**PROBLEM DETAILS:**
Your reply should consist of one number: how many lines below contain "nodules".

**DATASET ENTRIES:**
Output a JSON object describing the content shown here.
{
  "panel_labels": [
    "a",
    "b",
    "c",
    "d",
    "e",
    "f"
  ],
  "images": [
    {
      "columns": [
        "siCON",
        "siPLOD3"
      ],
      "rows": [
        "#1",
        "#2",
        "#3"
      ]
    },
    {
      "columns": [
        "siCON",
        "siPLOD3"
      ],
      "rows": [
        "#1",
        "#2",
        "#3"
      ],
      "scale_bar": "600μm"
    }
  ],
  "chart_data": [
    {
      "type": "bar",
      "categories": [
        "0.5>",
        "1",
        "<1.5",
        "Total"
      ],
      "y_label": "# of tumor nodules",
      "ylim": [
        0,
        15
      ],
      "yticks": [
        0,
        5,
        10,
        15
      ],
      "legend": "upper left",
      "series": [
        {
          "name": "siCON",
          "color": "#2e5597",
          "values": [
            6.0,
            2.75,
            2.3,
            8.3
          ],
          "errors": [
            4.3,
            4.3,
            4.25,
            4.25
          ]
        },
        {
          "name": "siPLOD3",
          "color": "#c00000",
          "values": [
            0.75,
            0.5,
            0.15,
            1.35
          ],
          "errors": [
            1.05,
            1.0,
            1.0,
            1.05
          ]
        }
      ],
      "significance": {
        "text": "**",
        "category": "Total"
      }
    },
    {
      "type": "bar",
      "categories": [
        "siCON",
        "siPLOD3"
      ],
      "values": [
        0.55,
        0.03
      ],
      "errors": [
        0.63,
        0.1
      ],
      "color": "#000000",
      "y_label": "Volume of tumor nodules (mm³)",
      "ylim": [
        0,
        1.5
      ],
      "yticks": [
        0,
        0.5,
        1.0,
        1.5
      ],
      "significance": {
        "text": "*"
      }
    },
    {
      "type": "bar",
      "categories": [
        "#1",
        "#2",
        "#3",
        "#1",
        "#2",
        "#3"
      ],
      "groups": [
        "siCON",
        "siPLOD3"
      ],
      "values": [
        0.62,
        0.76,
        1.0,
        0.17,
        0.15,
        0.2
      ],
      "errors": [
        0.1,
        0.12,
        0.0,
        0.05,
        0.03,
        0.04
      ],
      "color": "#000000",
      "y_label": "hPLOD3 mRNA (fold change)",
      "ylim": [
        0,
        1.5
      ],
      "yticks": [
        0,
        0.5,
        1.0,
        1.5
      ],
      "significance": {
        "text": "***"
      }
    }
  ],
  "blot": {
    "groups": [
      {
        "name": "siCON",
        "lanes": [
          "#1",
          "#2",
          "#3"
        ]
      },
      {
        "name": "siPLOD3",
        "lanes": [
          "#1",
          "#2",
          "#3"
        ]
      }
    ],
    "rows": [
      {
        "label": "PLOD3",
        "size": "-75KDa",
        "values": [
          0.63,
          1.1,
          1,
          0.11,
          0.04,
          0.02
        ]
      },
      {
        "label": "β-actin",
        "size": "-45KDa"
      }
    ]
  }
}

**TASK SOLUTION:**
2